• **Objective**
Set the following entries down again exactly, line by line.

######

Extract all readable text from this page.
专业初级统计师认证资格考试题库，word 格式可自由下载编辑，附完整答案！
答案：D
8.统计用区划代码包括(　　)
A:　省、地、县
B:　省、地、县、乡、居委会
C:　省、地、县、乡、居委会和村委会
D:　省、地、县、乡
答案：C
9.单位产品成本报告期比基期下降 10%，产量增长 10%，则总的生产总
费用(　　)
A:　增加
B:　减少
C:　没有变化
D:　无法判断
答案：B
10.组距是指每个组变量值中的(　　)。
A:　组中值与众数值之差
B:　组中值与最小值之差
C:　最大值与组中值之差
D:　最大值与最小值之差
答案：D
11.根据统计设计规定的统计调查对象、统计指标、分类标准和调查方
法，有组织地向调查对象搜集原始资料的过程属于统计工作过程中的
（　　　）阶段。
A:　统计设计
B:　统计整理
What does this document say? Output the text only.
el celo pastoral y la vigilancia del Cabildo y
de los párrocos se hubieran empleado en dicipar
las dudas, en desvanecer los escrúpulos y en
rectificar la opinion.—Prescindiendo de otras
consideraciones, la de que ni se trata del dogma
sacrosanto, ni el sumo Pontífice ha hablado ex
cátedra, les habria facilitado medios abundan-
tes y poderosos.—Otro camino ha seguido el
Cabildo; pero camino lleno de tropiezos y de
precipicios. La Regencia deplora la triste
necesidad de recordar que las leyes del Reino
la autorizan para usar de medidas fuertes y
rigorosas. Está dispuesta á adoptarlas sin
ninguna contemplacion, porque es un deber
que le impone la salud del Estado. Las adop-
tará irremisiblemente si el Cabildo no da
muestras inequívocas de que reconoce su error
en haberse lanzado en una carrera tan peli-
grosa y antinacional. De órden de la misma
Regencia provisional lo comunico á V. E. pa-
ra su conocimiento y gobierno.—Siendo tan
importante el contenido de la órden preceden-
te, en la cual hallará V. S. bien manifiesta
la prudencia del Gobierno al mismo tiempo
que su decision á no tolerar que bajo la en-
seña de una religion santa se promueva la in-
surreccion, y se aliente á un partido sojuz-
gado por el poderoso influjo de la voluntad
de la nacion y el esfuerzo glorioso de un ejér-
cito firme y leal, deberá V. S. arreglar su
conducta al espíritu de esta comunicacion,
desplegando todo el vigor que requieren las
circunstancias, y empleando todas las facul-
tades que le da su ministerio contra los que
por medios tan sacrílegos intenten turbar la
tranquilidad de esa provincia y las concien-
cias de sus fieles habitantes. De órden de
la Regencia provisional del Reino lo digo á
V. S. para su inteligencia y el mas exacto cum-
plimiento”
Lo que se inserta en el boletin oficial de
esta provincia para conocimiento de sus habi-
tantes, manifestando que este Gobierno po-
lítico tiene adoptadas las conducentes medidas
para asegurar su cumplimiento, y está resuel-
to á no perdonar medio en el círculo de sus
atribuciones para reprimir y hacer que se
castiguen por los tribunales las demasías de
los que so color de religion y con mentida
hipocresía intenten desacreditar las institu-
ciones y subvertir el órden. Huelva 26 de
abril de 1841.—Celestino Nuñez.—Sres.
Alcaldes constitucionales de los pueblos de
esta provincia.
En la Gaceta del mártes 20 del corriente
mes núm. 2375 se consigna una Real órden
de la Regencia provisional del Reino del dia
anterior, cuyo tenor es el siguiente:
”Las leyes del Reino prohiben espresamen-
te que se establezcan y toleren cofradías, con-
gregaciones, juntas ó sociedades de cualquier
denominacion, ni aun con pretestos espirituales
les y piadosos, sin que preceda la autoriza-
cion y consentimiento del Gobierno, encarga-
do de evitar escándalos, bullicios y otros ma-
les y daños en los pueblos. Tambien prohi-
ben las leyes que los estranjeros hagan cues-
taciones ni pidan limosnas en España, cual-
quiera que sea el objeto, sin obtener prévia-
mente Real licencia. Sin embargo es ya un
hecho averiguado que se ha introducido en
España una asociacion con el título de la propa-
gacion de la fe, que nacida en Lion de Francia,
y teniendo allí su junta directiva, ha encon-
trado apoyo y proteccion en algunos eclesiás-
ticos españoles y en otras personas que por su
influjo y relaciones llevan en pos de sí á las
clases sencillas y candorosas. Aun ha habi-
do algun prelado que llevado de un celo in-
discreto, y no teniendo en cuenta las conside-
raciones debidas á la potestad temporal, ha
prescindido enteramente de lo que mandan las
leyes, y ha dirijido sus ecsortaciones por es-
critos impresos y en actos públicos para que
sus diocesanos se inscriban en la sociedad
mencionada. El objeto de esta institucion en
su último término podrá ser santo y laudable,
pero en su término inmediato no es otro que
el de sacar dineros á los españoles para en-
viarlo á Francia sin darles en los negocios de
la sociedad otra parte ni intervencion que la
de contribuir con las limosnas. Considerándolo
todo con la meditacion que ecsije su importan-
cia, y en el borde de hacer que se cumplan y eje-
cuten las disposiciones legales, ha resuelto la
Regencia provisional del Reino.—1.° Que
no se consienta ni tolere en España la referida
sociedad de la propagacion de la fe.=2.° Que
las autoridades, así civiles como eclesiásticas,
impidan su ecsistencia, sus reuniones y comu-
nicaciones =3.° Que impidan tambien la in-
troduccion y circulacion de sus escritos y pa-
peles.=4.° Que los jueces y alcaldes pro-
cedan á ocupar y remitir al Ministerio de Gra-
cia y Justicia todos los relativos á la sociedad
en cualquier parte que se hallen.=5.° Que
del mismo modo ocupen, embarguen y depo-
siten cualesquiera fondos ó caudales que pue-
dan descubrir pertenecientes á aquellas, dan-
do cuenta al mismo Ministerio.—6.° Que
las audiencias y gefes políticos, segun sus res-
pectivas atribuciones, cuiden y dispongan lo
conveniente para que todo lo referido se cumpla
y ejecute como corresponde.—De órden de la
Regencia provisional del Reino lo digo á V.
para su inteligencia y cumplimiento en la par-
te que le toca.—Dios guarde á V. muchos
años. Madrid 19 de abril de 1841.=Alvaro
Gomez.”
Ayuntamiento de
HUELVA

######

• **Solution to this task**
Extract all readable text from this page.
专业初级统计师认证资格考试题库，word 格式可自由下载编辑，附完整答案！
答案：D
8.统计用区划代码包括(　　)
A:　省、地、县
B:　省、地、县、乡、居委会
C:　省、地、县、乡、居委会和村委会
D:　省、地、县、乡
答案：C
9.单位产品成本报告期比基期下降 10%，产量增长 10%，则总的生产总
费用(　　)
A:　增加
B:　减少
C:　没有变化
D:　无法判断
答案：B
10.组距是指每个组变量值中的(　　)。
A:　组中值与众数值之差
B:　组中值与最小值之差
C:　最大值与组中值之差
D:　最大值与最小值之差
答案：D
11.根据统计设计规定的统计调查对象、统计指标、分类标准和调查方
法，有组织地向调查对象搜集原始资料的过程属于统计工作过程中的
（　　　）阶段。
A:　统计设计
B:　统计整理
What does this document say? Output the text only.
el celo pastoral y la vigilancia del Cabildo y
de los párrocos se hubieran empleado en dicipar
las dudas, en desvanecer los escrúpulos y en
rectificar la opinion.—Prescindiendo de otras
consideraciones, la de que ni se trata del dogma
sacrosanto, ni el sumo Pontífice ha hablado ex
cátedra, les habria facilitado medios abundan-
tes y poderosos.—Otro camino ha seguido el
Cabildo; pero camino lleno de tropiezos y de
precipicios. La Regencia deplora la triste
necesidad de recordar que las leyes del Reino
la autorizan para usar de medidas fuertes y
rigorosas. Está dispuesta á adoptarlas sin
ninguna contemplacion, porque es un deber
que le impone la salud del Estado. Las adop-
tará irremisiblemente si el Cabildo no da
muestras inequívocas de que reconoce su error
en haberse lanzado en una carrera tan peli-
grosa y antinacional. De órden de la misma
Regencia provisional lo comunico á V. E. pa-
ra su conocimiento y gobierno.—Siendo tan
importante el contenido de la órden preceden-
te, en la cual hallará V. S. bien manifiesta
la prudencia del Gobierno al mismo tiempo
que su decision á no tolerar que bajo la en-
seña de una religion santa se promueva la in-
surreccion, y se aliente á un partido sojuz-
gado por el poderoso influjo de la voluntad
de la nacion y el esfuerzo glorioso de un ejér-
cito firme y leal, deberá V. S. arreglar su
conducta al espíritu de esta comunicacion,
desplegando todo el vigor que requieren las
circunstancias, y empleando todas las facul-
tades que le da su ministerio contra los que
por medios tan sacrílegos intenten turbar la
tranquilidad de esa provincia y las concien-
cias de sus fieles habitantes. De órden de
la Regencia provisional del Reino lo digo á
V. S. para su inteligencia y el mas exacto cum-
plimiento”
Lo que se inserta en el boletin oficial de
esta provincia para conocimiento de sus habi-
tantes, manifestando que este Gobierno po-
lítico tiene adoptadas las conducentes medidas
para asegurar su cumplimiento, y está resuel-
to á no perdonar medio en el círculo de sus
atribuciones para reprimir y hacer que se
castiguen por los tribunales las demasías de
los que so color de religion y con mentida
hipocresía intenten desacreditar las institu-
ciones y subvertir el órden. Huelva 26 de
abril de 1841.—Celestino Nuñez.—Sres.
Alcaldes constitucionales de los pueblos de
esta provincia.
En la Gaceta del mártes 20 del corriente
mes núm. 2375 se consigna una Real órden
de la Regencia provisional del Reino del dia
anterior, cuyo tenor es el siguiente:
”Las leyes del Reino prohiben espresamen-
te que se establezcan y toleren cofradías, con-
gregaciones, juntas ó sociedades de cualquier
denominacion, ni aun con pretestos espirituales
les y piadosos, sin que preceda la autoriza-
cion y consentimiento del Gobierno, encarga-
do de evitar escándalos, bullicios y otros ma-
les y daños en los pueblos. Tambien prohi-
ben las leyes que los estranjeros hagan cues-
taciones ni pidan limosnas en España, cual-
quiera que sea el objeto, sin obtener prévia-
mente Real licencia. Sin embargo es ya un
hecho averiguado que se ha introducido en
España una asociacion con el título de la propa-
gacion de la fe, que nacida en Lion de Francia,
y teniendo allí su junta directiva, ha encon-
trado apoyo y proteccion en algunos eclesiás-
ticos españoles y en otras personas que por su
influjo y relaciones llevan en pos de sí á las
clases sencillas y candorosas. Aun ha habi-
do algun prelado que llevado de un celo in-
discreto, y no teniendo en cuenta las conside-
raciones debidas á la potestad temporal, ha
prescindido enteramente de lo que mandan las
leyes, y ha dirijido sus ecsortaciones por es-
critos impresos y en actos públicos para que
sus diocesanos se inscriban en la sociedad
mencionada. El objeto de esta institucion en
su último término podrá ser santo y laudable,
pero en su término inmediato no es otro que
el de sacar dineros á los españoles para en-
viarlo á Francia sin darles en los negocios de
la sociedad otra parte ni intervencion que la
de contribuir con las limosnas. Considerándolo
todo con la meditacion que ecsije su importan-
cia, y en el borde de hacer que se cumplan y eje-
cuten las disposiciones legales, ha resuelto la
Regencia provisional del Reino.—1.° Que
no se consienta ni tolere en España la referida
sociedad de la propagacion de la fe.=2.° Que
las autoridades, así civiles como eclesiásticas,
impidan su ecsistencia, sus reuniones y comu-
nicaciones =3.° Que impidan tambien la in-
troduccion y circulacion de sus escritos y pa-
peles.=4.° Que los jueces y alcaldes pro-
cedan á ocupar y remitir al Ministerio de Gra-
cia y Justicia todos los relativos á la sociedad
en cualquier parte que se hallen.=5.° Que
del mismo modo ocupen, embarguen y depo-
siten cualesquiera fondos ó caudales que pue-
dan descubrir pertenecientes á aquellas, dan-
do cuenta al mismo Ministerio.—6.° Que
las audiencias y gefes políticos, segun sus res-
pectivas atribuciones, cuiden y dispongan lo
conveniente para que todo lo referido se cumpla
y ejecute como corresponde.—De órden de la
Regencia provisional del Reino lo digo á V.
para su inteligencia y cumplimiento en la par-
te que le toca.—Dios guarde á V. muchos
años. Madrid 19 de abril de 1841.=Alvaro
Gomez.”
Ayuntamiento de
HUELVA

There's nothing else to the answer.